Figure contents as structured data
== == ==

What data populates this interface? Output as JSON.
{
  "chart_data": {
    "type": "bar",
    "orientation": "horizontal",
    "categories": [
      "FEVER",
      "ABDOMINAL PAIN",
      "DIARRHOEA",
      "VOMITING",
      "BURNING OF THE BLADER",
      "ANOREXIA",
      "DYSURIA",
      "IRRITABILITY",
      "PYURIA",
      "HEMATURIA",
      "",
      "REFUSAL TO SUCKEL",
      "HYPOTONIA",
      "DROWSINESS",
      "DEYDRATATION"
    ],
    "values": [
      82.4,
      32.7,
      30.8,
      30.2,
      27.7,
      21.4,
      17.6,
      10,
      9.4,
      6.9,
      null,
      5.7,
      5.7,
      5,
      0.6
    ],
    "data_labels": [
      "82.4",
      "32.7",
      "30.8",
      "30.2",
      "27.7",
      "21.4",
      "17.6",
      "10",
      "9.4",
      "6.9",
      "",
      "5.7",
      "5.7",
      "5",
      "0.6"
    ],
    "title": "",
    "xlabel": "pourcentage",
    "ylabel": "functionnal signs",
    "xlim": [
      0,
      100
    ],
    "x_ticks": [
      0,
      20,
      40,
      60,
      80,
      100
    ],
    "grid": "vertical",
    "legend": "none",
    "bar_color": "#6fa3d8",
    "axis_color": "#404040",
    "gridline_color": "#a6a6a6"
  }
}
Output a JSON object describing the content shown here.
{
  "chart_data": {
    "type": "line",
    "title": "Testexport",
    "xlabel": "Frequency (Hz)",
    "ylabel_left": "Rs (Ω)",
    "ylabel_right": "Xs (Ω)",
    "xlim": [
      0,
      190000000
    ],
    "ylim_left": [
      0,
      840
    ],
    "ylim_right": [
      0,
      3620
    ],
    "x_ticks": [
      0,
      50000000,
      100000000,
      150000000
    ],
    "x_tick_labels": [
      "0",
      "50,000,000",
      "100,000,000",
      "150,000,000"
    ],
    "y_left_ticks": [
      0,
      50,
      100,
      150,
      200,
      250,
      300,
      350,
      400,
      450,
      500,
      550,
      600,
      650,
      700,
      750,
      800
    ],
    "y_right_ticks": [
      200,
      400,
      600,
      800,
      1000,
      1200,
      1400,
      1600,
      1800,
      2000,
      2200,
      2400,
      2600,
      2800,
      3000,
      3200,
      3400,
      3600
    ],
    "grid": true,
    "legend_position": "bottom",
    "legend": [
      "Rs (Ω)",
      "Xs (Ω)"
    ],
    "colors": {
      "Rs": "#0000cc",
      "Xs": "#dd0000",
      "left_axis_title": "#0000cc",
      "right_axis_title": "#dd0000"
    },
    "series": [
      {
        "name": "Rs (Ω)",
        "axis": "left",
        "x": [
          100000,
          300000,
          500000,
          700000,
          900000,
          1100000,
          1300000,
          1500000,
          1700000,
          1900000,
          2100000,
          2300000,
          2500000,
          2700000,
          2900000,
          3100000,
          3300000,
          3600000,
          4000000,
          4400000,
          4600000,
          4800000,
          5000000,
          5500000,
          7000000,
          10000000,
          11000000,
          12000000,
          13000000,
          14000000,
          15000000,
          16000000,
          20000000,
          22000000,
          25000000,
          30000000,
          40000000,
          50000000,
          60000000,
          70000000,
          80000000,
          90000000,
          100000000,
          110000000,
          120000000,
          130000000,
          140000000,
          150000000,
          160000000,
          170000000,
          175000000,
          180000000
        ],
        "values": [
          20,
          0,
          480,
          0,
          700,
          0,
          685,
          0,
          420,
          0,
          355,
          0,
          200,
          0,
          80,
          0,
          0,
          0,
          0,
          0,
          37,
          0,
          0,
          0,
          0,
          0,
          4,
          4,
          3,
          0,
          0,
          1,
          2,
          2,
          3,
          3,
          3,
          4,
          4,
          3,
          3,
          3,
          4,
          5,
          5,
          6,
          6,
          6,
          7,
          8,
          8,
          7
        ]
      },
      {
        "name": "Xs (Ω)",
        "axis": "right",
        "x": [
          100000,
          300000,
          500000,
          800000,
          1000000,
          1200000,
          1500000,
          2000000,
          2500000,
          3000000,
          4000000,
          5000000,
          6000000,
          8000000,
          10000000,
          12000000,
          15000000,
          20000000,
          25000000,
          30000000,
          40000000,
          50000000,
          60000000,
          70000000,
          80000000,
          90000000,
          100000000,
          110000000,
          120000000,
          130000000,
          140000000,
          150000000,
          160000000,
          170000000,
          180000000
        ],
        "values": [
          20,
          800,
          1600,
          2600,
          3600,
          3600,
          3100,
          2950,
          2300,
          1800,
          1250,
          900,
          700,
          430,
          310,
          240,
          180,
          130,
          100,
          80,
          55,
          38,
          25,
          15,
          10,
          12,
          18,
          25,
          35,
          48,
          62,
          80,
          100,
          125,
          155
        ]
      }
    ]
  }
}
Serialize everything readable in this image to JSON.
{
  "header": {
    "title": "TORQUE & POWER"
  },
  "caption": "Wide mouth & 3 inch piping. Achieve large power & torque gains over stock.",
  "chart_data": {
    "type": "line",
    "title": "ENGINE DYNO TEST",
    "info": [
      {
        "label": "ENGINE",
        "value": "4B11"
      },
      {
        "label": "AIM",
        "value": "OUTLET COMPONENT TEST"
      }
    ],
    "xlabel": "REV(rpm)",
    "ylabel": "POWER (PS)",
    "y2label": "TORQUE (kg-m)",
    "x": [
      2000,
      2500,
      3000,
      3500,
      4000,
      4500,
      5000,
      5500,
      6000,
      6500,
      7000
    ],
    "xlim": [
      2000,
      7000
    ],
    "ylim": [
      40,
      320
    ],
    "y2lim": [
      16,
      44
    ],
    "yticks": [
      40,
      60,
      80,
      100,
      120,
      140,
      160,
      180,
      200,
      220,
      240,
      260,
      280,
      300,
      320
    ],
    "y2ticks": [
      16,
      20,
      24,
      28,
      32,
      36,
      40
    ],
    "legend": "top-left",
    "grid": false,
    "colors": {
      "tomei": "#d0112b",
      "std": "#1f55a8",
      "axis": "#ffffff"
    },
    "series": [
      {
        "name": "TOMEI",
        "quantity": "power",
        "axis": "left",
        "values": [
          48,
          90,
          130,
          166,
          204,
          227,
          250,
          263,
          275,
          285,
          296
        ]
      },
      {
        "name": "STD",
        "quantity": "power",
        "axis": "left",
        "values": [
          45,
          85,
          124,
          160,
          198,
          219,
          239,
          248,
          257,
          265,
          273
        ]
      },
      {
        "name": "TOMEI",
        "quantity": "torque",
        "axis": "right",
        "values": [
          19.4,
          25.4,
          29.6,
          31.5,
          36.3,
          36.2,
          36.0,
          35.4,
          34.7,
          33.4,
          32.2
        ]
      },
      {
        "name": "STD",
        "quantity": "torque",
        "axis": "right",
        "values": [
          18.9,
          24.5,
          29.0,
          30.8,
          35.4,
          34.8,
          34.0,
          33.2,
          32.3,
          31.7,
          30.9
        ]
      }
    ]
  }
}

== == ==

* _WHAT YOU ARE ASKED TO DO_
Your task is to repeat each line of the material exactly.

* _FINAL RESULT_
What data populates this interface? Output as JSON.
{
  "chart_data": {
    "type": "bar",
    "orientation": "horizontal",
    "categories": [
      "FEVER",
      "ABDOMINAL PAIN",
      "DIARRHOEA",
      "VOMITING",
      "BURNING OF THE BLADER",
      "ANOREXIA",
      "DYSURIA",
      "IRRITABILITY",
      "PYURIA",
      "HEMATURIA",
      "",
      "REFUSAL TO SUCKEL",
      "HYPOTONIA",
      "DROWSINESS",
      "DEYDRATATION"
    ],
    "values": [
      82.4,
      32.7,
      30.8,
      30.2,
      27.7,
      21.4,
      17.6,
      10,
      9.4,
      6.9,
      null,
      5.7,
      5.7,
      5,
      0.6
    ],
    "data_labels": [
      "82.4",
      "32.7",
      "30.8",
      "30.2",
      "27.7",
      "21.4",
      "17.6",
      "10",
      "9.4",
      "6.9",
      "",
      "5.7",
      "5.7",
      "5",
      "0.6"
    ],
    "title": "",
    "xlabel": "pourcentage",
    "ylabel": "functionnal signs",
    "xlim": [
      0,
      100
    ],
    "x_ticks": [
      0,
      20,
      40,
      60,
      80,
      100
    ],
    "grid": "vertical",
    "legend": "none",
    "bar_color": "#6fa3d8",
    "axis_color": "#404040",
    "gridline_color": "#a6a6a6"
  }
}
Output a JSON object describing the content shown here.
{
  "chart_data": {
    "type": "line",
    "title": "Testexport",
    "xlabel": "Frequency (Hz)",
    "ylabel_left": "Rs (Ω)",
    "ylabel_right": "Xs (Ω)",
    "xlim": [
      0,
      190000000
    ],
    "ylim_left": [
      0,
      840
    ],
    "ylim_right": [
      0,
      3620
    ],
    "x_ticks": [
      0,
      50000000,
      100000000,
      150000000
    ],
    "x_tick_labels": [
      "0",
      "50,000,000",
      "100,000,000",
      "150,000,000"
    ],
    "y_left_ticks": [
      0,
      50,
      100,
      150,
      200,
      250,
      300,
      350,
      400,
      450,
      500,
      550,
      600,
      650,
      700,
      750,
      800
    ],
    "y_right_ticks": [
      200,
      400,
      600,
      800,
      1000,
      1200,
      1400,
      1600,
      1800,
      2000,
      2200,
      2400,
      2600,
      2800,
      3000,
      3200,
      3400,
      3600
    ],
    "grid": true,
    "legend_position": "bottom",
    "legend": [
      "Rs (Ω)",
      "Xs (Ω)"
    ],
    "colors": {
      "Rs": "#0000cc",
      "Xs": "#dd0000",
      "left_axis_title": "#0000cc",
      "right_axis_title": "#dd0000"
    },
    "series": [
      {
        "name": "Rs (Ω)",
        "axis": "left",
        "x": [
          100000,
          300000,
          500000,
          700000,
          900000,
          1100000,
          1300000,
          1500000,
          1700000,
          1900000,
          2100000,
          2300000,
          2500000,
          2700000,
          2900000,
          3100000,
          3300000,
          3600000,
          4000000,
          4400000,
          4600000,
          4800000,
          5000000,
          5500000,
          7000000,
          10000000,
          11000000,
          12000000,
          13000000,
          14000000,
          15000000,
          16000000,
          20000000,
          22000000,
          25000000,
          30000000,
          40000000,
          50000000,
          60000000,
          70000000,
          80000000,
          90000000,
          100000000,
          110000000,
          120000000,
          130000000,
          140000000,
          150000000,
          160000000,
          170000000,
          175000000,
          180000000
        ],
        "values": [
          20,
          0,
          480,
          0,
          700,
          0,
          685,
          0,
          420,
          0,
          355,
          0,
          200,
          0,
          80,
          0,
          0,
          0,
          0,
          0,
          37,
          0,
          0,
          0,
          0,
          0,
          4,
          4,
          3,
          0,
          0,
          1,
          2,
          2,
          3,
          3,
          3,
          4,
          4,
          3,
          3,
          3,
          4,
          5,
          5,
          6,
          6,
          6,
          7,
          8,
          8,
          7
        ]
      },
      {
        "name": "Xs (Ω)",
        "axis": "right",
        "x": [
          100000,
          300000,
          500000,
          800000,
          1000000,
          1200000,
          1500000,
          2000000,
          2500000,
          3000000,
          4000000,
          5000000,
          6000000,
          8000000,
          10000000,
          12000000,
          15000000,
          20000000,
          25000000,
          30000000,
          40000000,
          50000000,
          60000000,
          70000000,
          80000000,
          90000000,
          100000000,
          110000000,
          120000000,
          130000000,
          140000000,
          150000000,
          160000000,
          170000000,
          180000000
        ],
        "values": [
          20,
          800,
          1600,
          2600,
          3600,
          3600,
          3100,
          2950,
          2300,
          1800,
          1250,
          900,
          700,
          430,
          310,
          240,
          180,
          130,
          100,
          80,
          55,
          38,
          25,
          15,
          10,
          12,
          18,
          25,
          35,
          48,
          62,
          80,
          100,
          125,
          155
        ]
      }
    ]
  }
}
Serialize everything readable in this image to JSON.
{
  "header": {
    "title": "TORQUE & POWER"
  },
  "caption": "Wide mouth & 3 inch piping. Achieve large power & torque gains over stock.",
  "chart_data": {
    "type": "line",
    "title": "ENGINE DYNO TEST",
    "info": [
      {
        "label": "ENGINE",
        "value": "4B11"
      },
      {
        "label": "AIM",
        "value": "OUTLET COMPONENT TEST"
      }
    ],
    "xlabel": "REV(rpm)",
    "ylabel": "POWER (PS)",
    "y2label": "TORQUE (kg-m)",
    "x": [
      2000,
      2500,
      3000,
      3500,
      4000,
      4500,
      5000,
      5500,
      6000,
      6500,
      7000
    ],
    "xlim": [
      2000,
      7000
    ],
    "ylim": [
      40,
      320
    ],
    "y2lim": [
      16,
      44
    ],
    "yticks": [
      40,
      60,
      80,
      100,
      120,
      140,
      160,
      180,
      200,
      220,
      240,
      260,
      280,
      300,
      320
    ],
    "y2ticks": [
      16,
      20,
      24,
      28,
      32,
      36,
      40
    ],
    "legend": "top-left",
    "grid": false,
    "colors": {
      "tomei": "#d0112b",
      "std": "#1f55a8",
      "axis": "#ffffff"
    },
    "series": [
      {
        "name": "TOMEI",
        "quantity": "power",
        "axis": "left",
        "values": [
          48,
          90,
          130,
          166,
          204,
          227,
          250,
          263,
          275,
          285,
          296
        ]
      },
      {
        "name": "STD",
        "quantity": "power",
        "axis": "left",
        "values": [
          45,
          85,
          124,
          160,
          198,
          219,
          239,
          248,
          257,
          265,
          273
        ]
      },
      {
        "name": "TOMEI",
        "quantity": "torque",
        "axis": "right",
        "values": [
          19.4,
          25.4,
          29.6,
          31.5,
          36.3,
          36.2,
          36.0,
          35.4,
          34.7,
          33.4,
          32.2
        ]
      },
      {
        "name": "STD",
        "quantity": "torque",
        "axis": "right",
        "values": [
          18.9,
          24.5,
          29.0,
          30.8,
          35.4,
          34.8,
          34.0,
          33.2,
          32.3,
          31.7,
          30.9
        ]
      }
    ]
  }
}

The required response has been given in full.